• [Aim]: What follows is a listing. Return every line of it exactly.

Dataset excerpts
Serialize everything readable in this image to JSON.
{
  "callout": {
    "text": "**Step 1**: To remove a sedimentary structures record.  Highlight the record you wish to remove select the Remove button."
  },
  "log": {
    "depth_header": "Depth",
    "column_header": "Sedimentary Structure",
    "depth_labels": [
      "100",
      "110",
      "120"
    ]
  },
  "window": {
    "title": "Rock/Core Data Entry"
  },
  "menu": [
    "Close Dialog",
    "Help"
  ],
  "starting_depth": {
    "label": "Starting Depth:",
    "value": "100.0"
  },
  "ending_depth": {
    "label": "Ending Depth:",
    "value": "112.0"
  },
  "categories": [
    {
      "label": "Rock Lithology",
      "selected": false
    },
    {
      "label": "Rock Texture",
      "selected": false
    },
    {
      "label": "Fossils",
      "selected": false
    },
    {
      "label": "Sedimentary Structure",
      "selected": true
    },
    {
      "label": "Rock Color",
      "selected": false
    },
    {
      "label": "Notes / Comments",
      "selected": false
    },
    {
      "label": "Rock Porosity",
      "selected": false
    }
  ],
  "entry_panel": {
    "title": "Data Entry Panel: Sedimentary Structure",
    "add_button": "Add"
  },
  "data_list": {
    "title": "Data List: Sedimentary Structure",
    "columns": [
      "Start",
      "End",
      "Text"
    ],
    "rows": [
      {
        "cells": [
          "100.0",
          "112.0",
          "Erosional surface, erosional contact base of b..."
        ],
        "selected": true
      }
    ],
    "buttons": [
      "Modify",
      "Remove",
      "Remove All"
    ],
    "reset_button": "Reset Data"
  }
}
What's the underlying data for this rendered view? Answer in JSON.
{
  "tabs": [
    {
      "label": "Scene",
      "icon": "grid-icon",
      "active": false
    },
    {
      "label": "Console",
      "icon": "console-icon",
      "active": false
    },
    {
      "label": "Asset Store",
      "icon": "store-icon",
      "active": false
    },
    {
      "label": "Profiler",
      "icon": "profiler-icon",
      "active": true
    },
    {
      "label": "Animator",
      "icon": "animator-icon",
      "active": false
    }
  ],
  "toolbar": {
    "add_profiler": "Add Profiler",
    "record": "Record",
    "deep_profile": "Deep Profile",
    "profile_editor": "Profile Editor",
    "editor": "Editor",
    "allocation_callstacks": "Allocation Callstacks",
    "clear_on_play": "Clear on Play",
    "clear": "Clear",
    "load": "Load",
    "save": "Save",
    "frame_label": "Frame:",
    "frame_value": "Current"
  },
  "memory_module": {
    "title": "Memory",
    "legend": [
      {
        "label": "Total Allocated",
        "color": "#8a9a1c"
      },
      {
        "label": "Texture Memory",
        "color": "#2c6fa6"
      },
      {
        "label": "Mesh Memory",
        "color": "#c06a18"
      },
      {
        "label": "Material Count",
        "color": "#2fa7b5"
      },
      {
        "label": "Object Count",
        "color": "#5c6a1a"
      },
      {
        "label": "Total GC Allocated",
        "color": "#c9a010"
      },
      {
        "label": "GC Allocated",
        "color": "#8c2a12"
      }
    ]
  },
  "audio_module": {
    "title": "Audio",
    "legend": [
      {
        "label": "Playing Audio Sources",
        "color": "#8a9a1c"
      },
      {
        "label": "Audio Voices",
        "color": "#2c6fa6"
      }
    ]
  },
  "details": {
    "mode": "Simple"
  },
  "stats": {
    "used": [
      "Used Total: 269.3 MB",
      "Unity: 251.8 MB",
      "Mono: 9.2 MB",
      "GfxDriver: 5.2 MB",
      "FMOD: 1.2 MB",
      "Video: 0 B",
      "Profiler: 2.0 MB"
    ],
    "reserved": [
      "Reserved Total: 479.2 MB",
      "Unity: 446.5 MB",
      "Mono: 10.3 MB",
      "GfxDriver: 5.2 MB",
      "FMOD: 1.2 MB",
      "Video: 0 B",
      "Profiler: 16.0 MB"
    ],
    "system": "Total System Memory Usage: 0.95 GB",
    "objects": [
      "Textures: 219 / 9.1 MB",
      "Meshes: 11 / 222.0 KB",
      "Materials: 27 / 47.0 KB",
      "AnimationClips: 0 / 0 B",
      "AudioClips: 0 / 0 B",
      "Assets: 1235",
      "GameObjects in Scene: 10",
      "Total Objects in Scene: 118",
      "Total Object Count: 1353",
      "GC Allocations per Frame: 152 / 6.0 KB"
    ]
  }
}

• [Response to this exercise]:
Serialize everything readable in this image to JSON.
{
  "callout": {
    "text": "**Step 1**: To remove a sedimentary structures record.  Highlight the record you wish to remove select the Remove button."
  },
  "log": {
    "depth_header": "Depth",
    "column_header": "Sedimentary Structure",
    "depth_labels": [
      "100",
      "110",
      "120"
    ]
  },
  "window": {
    "title": "Rock/Core Data Entry"
  },
  "menu": [
    "Close Dialog",
    "Help"
  ],
  "starting_depth": {
    "label": "Starting Depth:",
    "value": "100.0"
  },
  "ending_depth": {
    "label": "Ending Depth:",
    "value": "112.0"
  },
  "categories": [
    {
      "label": "Rock Lithology",
      "selected": false
    },
    {
      "label": "Rock Texture",
      "selected": false
    },
    {
      "label": "Fossils",
      "selected": false
    },
    {
      "label": "Sedimentary Structure",
      "selected": true
    },
    {
      "label": "Rock Color",
      "selected": false
    },
    {
      "label": "Notes / Comments",
      "selected": false
    },
    {
      "label": "Rock Porosity",
      "selected": false
    }
  ],
  "entry_panel": {
    "title": "Data Entry Panel: Sedimentary Structure",
    "add_button": "Add"
  },
  "data_list": {
    "title": "Data List: Sedimentary Structure",
    "columns": [
      "Start",
      "End",
      "Text"
    ],
    "rows": [
      {
        "cells": [
          "100.0",
          "112.0",
          "Erosional surface, erosional contact base of b..."
        ],
        "selected": true
      }
    ],
    "buttons": [
      "Modify",
      "Remove",
      "Remove All"
    ],
    "reset_button": "Reset Data"
  }
}
What's the underlying data for this rendered view? Answer in JSON.
{
  "tabs": [
    {
      "label": "Scene",
      "icon": "grid-icon",
      "active": false
    },
    {
      "label": "Console",
      "icon": "console-icon",
      "active": false
    },
    {
      "label": "Asset Store",
      "icon": "store-icon",
      "active": false
    },
    {
      "label": "Profiler",
      "icon": "profiler-icon",
      "active": true
    },
    {
      "label": "Animator",
      "icon": "animator-icon",
      "active": false
    }
  ],
  "toolbar": {
    "add_profiler": "Add Profiler",
    "record": "Record",
    "deep_profile": "Deep Profile",
    "profile_editor": "Profile Editor",
    "editor": "Editor",
    "allocation_callstacks": "Allocation Callstacks",
    "clear_on_play": "Clear on Play",
    "clear": "Clear",
    "load": "Load",
    "save": "Save",
    "frame_label": "Frame:",
    "frame_value": "Current"
  },
  "memory_module": {
    "title": "Memory",
    "legend": [
      {
        "label": "Total Allocated",
        "color": "#8a9a1c"
      },
      {
        "label": "Texture Memory",
        "color": "#2c6fa6"
      },
      {
        "label": "Mesh Memory",
        "color": "#c06a18"
      },
      {
        "label": "Material Count",
        "color": "#2fa7b5"
      },
      {
        "label": "Object Count",
        "color": "#5c6a1a"
      },
      {
        "label": "Total GC Allocated",
        "color": "#c9a010"
      },
      {
        "label": "GC Allocated",
        "color": "#8c2a12"
      }
    ]
  },
  "audio_module": {
    "title": "Audio",
    "legend": [
      {
        "label": "Playing Audio Sources",
        "color": "#8a9a1c"
      },
      {
        "label": "Audio Voices",
        "color": "#2c6fa6"
      }
    ]
  },
  "details": {
    "mode": "Simple"
  },
  "stats": {
    "used": [
      "Used Total: 269.3 MB",
      "Unity: 251.8 MB",
      "Mono: 9.2 MB",
      "GfxDriver: 5.2 MB",
      "FMOD: 1.2 MB",
      "Video: 0 B",
      "Profiler: 2.0 MB"
    ],
    "reserved": [
      "Reserved Total: 479.2 MB",
      "Unity: 446.5 MB",
      "Mono: 10.3 MB",
      "GfxDriver: 5.2 MB",
      "FMOD: 1.2 MB",
      "Video: 0 B",
      "Profiler: 16.0 MB"
    ],
    "system": "Total System Memory Usage: 0.95 GB",
    "objects": [
      "Textures: 219 / 9.1 MB",
      "Meshes: 11 / 222.0 KB",
      "Materials: 27 / 47.0 KB",
      "AnimationClips: 0 / 0 B",
      "AudioClips: 0 / 0 B",
      "Assets: 1235",
      "GameObjects in Scene: 10",
      "Total Objects in Scene: 118",
      "Total Object Count: 1353",
      "GC Allocations per Frame: 152 / 6.0 KB"
    ]
  }
}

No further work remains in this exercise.